__Task brief__
Omit all images, then return the remaining material exactly as it stands.

[Stored items]
▬▬▬

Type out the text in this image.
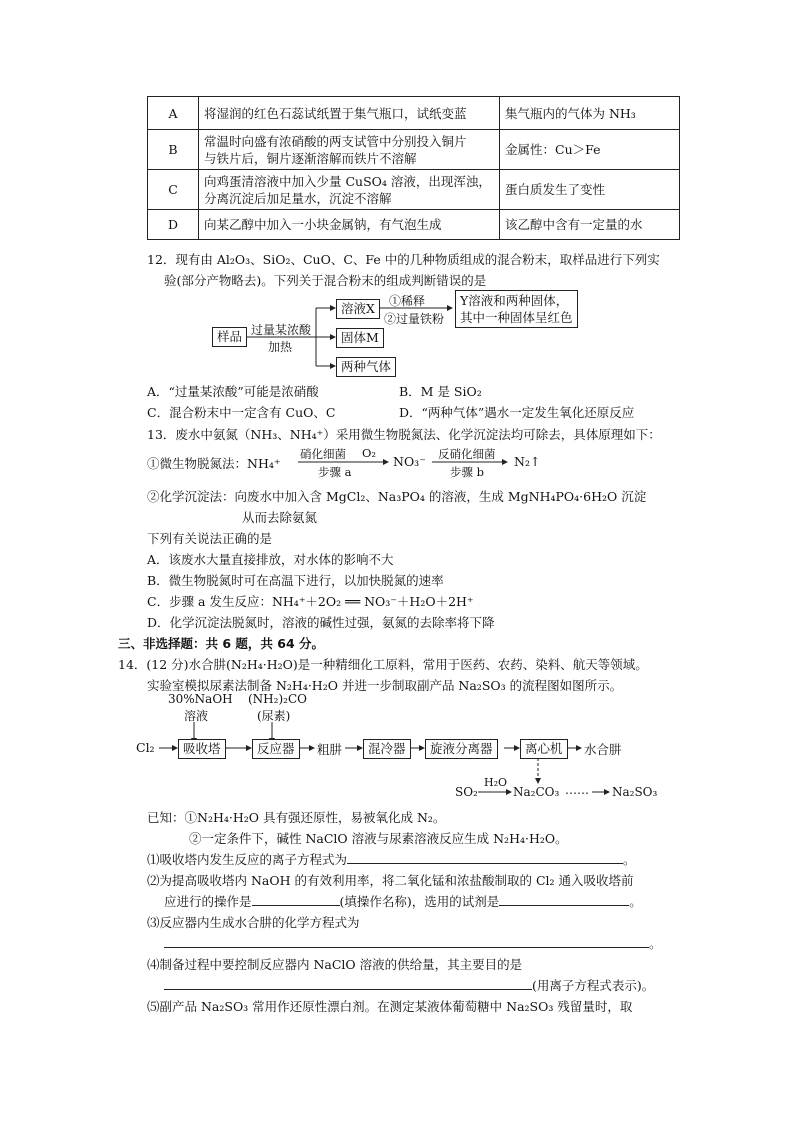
A	将湿润的红色石蕊试纸置于集气瓶口，试纸变蓝	集气瓶内的气体为 NH₃
B	常温时向盛有浓硝酸的两支试管中分别投入铜片
与铁片后，铜片逐渐溶解而铁片不溶解	金属性：Cu＞Fe
C	向鸡蛋清溶液中加入少量 CuSO₄ 溶液，出现浑浊，
分离沉淀后加足量水，沉淀不溶解	蛋白质发生了变性
D	向某乙醇中加入一小块金属钠，有气泡生成	该乙醇中含有一定量的水
12．现有由 Al₂O₃、SiO₂、CuO、C、Fe 中的几种物质组成的混合粉末，取样品进行下列实
验(部分产物略去)。下列关于混合粉末的组成判断错误的是
样品 过量某浓酸
加热
溶液X
固体M
两种气体
①稀释
②过量铁粉
Y溶液和两种固体，
其中一种固体呈红色
A．“过量某浓酸”可能是浓硝酸	B．M 是 SiO₂
C．混合粉末中一定含有 CuO、C	D．“两种气体”遇水一定发生氧化还原反应
13．废水中氨氮（NH₃、NH₄⁺）采用微生物脱氮法、化学沉淀法均可除去，具体原理如下：
①微生物脱氮法：NH₄⁺
硝化细菌 O₂
步骤 a
NO₃⁻ 反硝化细菌
步骤 b
N₂↑
②化学沉淀法：向废水中加入含 MgCl₂、Na₃PO₄ 的溶液，生成 MgNH₄PO₄·6H₂O 沉淀
从而去除氨氮
下列有关说法正确的是
A．该废水大量直接排放，对水体的影响不大
B．微生物脱氮时可在高温下进行，以加快脱氮的速率
C．步骤 a 发生反应：NH₄⁺＋2O₂ ══ NO₃⁻＋H₂O＋2H⁺
D．化学沉淀法脱氮时，溶液的碱性过强，氨氮的去除率将下降
三、非选择题：共 6 题，共 64 分。
14．(12 分)水合肼(N₂H₄·H₂O)是一种精细化工原料，常用于医药、农药、染料、航天等领域。
实验室模拟尿素法制备 N₂H₄·H₂O 并进一步制取副产品 Na₂SO₃ 的流程图如图所示。
30%NaOH
溶液
(NH₂)₂CO
(尿素)
Cl₂	吸收塔	反应器	粗肼	混冷器	旋液分离器	离心机	水合肼
SO₂
H₂O
Na₂CO₃ …… Na₂SO₃
已知：①N₂H₄·H₂O 具有强还原性，易被氧化成 N₂。
②一定条件下，碱性 NaClO 溶液与尿素溶液反应生成 N₂H₄·H₂O。
⑴吸收塔内发生反应的离子方程式为	。
⑵为提高吸收塔内 NaOH 的有效利用率，将二氧化锰和浓盐酸制取的 Cl₂ 通入吸收塔前
应进行的操作是	(填操作名称)，选用的试剂是	。
⑶反应器内生成水合肼的化学方程式为
。
⑷制备过程中要控制反应器内 NaClO 溶液的供给量，其主要目的是
(用离子方程式表示)。
⑸副产品 Na₂SO₃ 常用作还原性漂白剂。在测定某液体葡萄糖中 Na₂SO₃ 残留量时，取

▬▬▬

__Result below__
Type out the text in this image.
A	将湿润的红色石蕊试纸置于集气瓶口，试纸变蓝	集气瓶内的气体为 NH₃
B	常温时向盛有浓硝酸的两支试管中分别投入铜片
与铁片后，铜片逐渐溶解而铁片不溶解	金属性：Cu＞Fe
C	向鸡蛋清溶液中加入少量 CuSO₄ 溶液，出现浑浊，
分离沉淀后加足量水，沉淀不溶解	蛋白质发生了变性
D	向某乙醇中加入一小块金属钠，有气泡生成	该乙醇中含有一定量的水
12．现有由 Al₂O₃、SiO₂、CuO、C、Fe 中的几种物质组成的混合粉末，取样品进行下列实
验(部分产物略去)。下列关于混合粉末的组成判断错误的是
样品 过量某浓酸
加热
溶液X
固体M
两种气体
①稀释
②过量铁粉
Y溶液和两种固体，
其中一种固体呈红色
A．“过量某浓酸”可能是浓硝酸	B．M 是 SiO₂
C．混合粉末中一定含有 CuO、C	D．“两种气体”遇水一定发生氧化还原反应
13．废水中氨氮（NH₃、NH₄⁺）采用微生物脱氮法、化学沉淀法均可除去，具体原理如下：
①微生物脱氮法：NH₄⁺
硝化细菌 O₂
步骤 a
NO₃⁻ 反硝化细菌
步骤 b
N₂↑
②化学沉淀法：向废水中加入含 MgCl₂、Na₃PO₄ 的溶液，生成 MgNH₄PO₄·6H₂O 沉淀
从而去除氨氮
下列有关说法正确的是
A．该废水大量直接排放，对水体的影响不大
B．微生物脱氮时可在高温下进行，以加快脱氮的速率
C．步骤 a 发生反应：NH₄⁺＋2O₂ ══ NO₃⁻＋H₂O＋2H⁺
D．化学沉淀法脱氮时，溶液的碱性过强，氨氮的去除率将下降
三、非选择题：共 6 题，共 64 分。
14．(12 分)水合肼(N₂H₄·H₂O)是一种精细化工原料，常用于医药、农药、染料、航天等领域。
实验室模拟尿素法制备 N₂H₄·H₂O 并进一步制取副产品 Na₂SO₃ 的流程图如图所示。
30%NaOH
溶液
(NH₂)₂CO
(尿素)
Cl₂	吸收塔	反应器	粗肼	混冷器	旋液分离器	离心机	水合肼
SO₂
H₂O
Na₂CO₃ …… Na₂SO₃
已知：①N₂H₄·H₂O 具有强还原性，易被氧化成 N₂。
②一定条件下，碱性 NaClO 溶液与尿素溶液反应生成 N₂H₄·H₂O。
⑴吸收塔内发生反应的离子方程式为	。
⑵为提高吸收塔内 NaOH 的有效利用率，将二氧化锰和浓盐酸制取的 Cl₂ 通入吸收塔前
应进行的操作是	(填操作名称)，选用的试剂是	。
⑶反应器内生成水合肼的化学方程式为
。
⑷制备过程中要控制反应器内 NaClO 溶液的供给量，其主要目的是
(用离子方程式表示)。
⑸副产品 Na₂SO₃ 常用作还原性漂白剂。在测定某液体葡萄糖中 Na₂SO₃ 残留量时，取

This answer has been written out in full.